▶ Task to complete
From the line containing "What text is on this page?" to the end of the data, retype every line exactly and nothing else. Drop the pictures.

--- Records for processing ---

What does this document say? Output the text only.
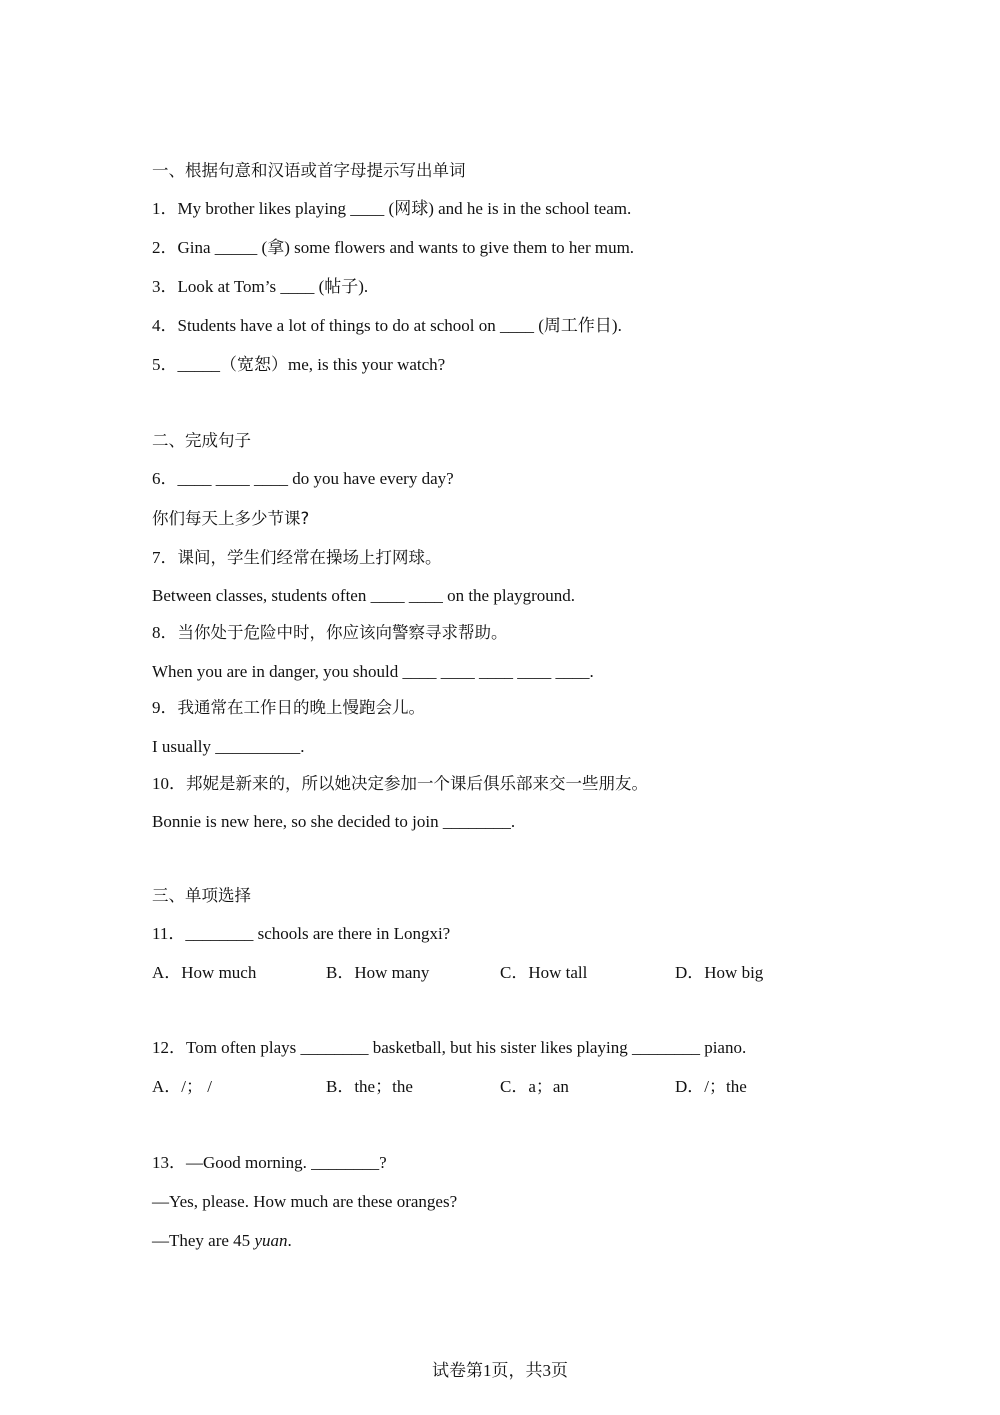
一、根据句意和汉语或首字母提示写出单词
1．My brother likes playing ____ (网球) and he is in the school team.
2．Gina _____ (拿) some flowers and wants to give them to her mum.
3．Look at Tom’s ____ (帖子).
4．Students have a lot of things to do at school on ____ (周工作日).
5．_____（宽恕）me, is this your watch?
二、完成句子
6．____ ____ ____ do you have every day?
你们每天上多少节课?
7．课间，学生们经常在操场上打网球。
Between classes, students often ____ ____ on the playground.
8．当你处于危险中时，你应该向警察寻求帮助。
When you are in danger, you should ____ ____ ____ ____ ____.
9．我通常在工作日的晚上慢跑会儿。
I usually __________.
10．邦妮是新来的，所以她决定参加一个课后俱乐部来交一些朋友。
Bonnie is new here, so she decided to join ________.
三、单项选择
11．________ schools are there in Longxi?
A．How much	B．How many	C．How tall	D．How big
12．Tom often plays ________ basketball, but his sister likes playing ________ piano.
A．/； /	B．the；the	C．a；an	D．/；the
13．—Good morning. ________?
—Yes, please. How much are these oranges?
—They are 45 yuan.
试卷第1页，共3页
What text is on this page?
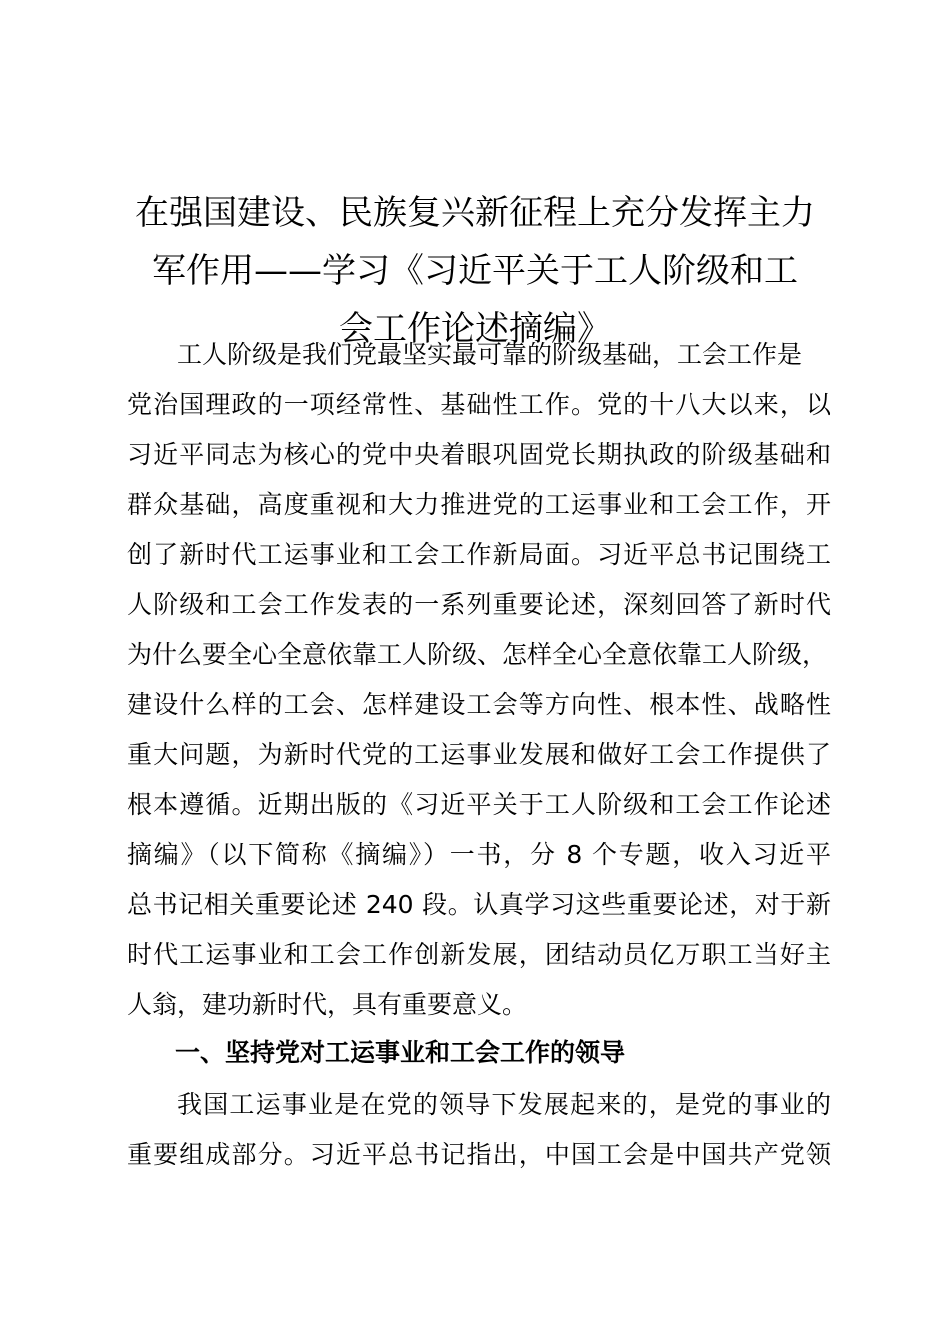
在强国建设、民族复兴新征程上充分发挥主力
军作用——学习《习近平关于工人阶级和工
会工作论述摘编》
工人阶级是我们党最坚实最可靠的阶级基础，工会工作是
党治国理政的一项经常性、基础性工作。党的十八大以来，以
习近平同志为核心的党中央着眼巩固党长期执政的阶级基础和
群众基础，高度重视和大力推进党的工运事业和工会工作，开
创了新时代工运事业和工会工作新局面。习近平总书记围绕工
人阶级和工会工作发表的一系列重要论述，深刻回答了新时代
为什么要全心全意依靠工人阶级、怎样全心全意依靠工人阶级，
建设什么样的工会、怎样建设工会等方向性、根本性、战略性
重大问题，为新时代党的工运事业发展和做好工会工作提供了
根本遵循。近期出版的《习近平关于工人阶级和工会工作论述
摘编》（以下简称《摘编》）一书，分 8 个专题，收入习近平
总书记相关重要论述 240 段。认真学习这些重要论述，对于新
时代工运事业和工会工作创新发展，团结动员亿万职工当好主
人翁，建功新时代，具有重要意义。
一、坚持党对工运事业和工会工作的领导
我国工运事业是在党的领导下发展起来的，是党的事业的
重要组成部分。习近平总书记指出，中国工会是中国共产党领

---

▶ Reply
What text is on this page?
在强国建设、民族复兴新征程上充分发挥主力
军作用——学习《习近平关于工人阶级和工
会工作论述摘编》
工人阶级是我们党最坚实最可靠的阶级基础，工会工作是
党治国理政的一项经常性、基础性工作。党的十八大以来，以
习近平同志为核心的党中央着眼巩固党长期执政的阶级基础和
群众基础，高度重视和大力推进党的工运事业和工会工作，开
创了新时代工运事业和工会工作新局面。习近平总书记围绕工
人阶级和工会工作发表的一系列重要论述，深刻回答了新时代
为什么要全心全意依靠工人阶级、怎样全心全意依靠工人阶级，
建设什么样的工会、怎样建设工会等方向性、根本性、战略性
重大问题，为新时代党的工运事业发展和做好工会工作提供了
根本遵循。近期出版的《习近平关于工人阶级和工会工作论述
摘编》（以下简称《摘编》）一书，分 8 个专题，收入习近平
总书记相关重要论述 240 段。认真学习这些重要论述，对于新
时代工运事业和工会工作创新发展，团结动员亿万职工当好主
人翁，建功新时代，具有重要意义。
一、坚持党对工运事业和工会工作的领导
我国工运事业是在党的领导下发展起来的，是党的事业的
重要组成部分。习近平总书记指出，中国工会是中国共产党领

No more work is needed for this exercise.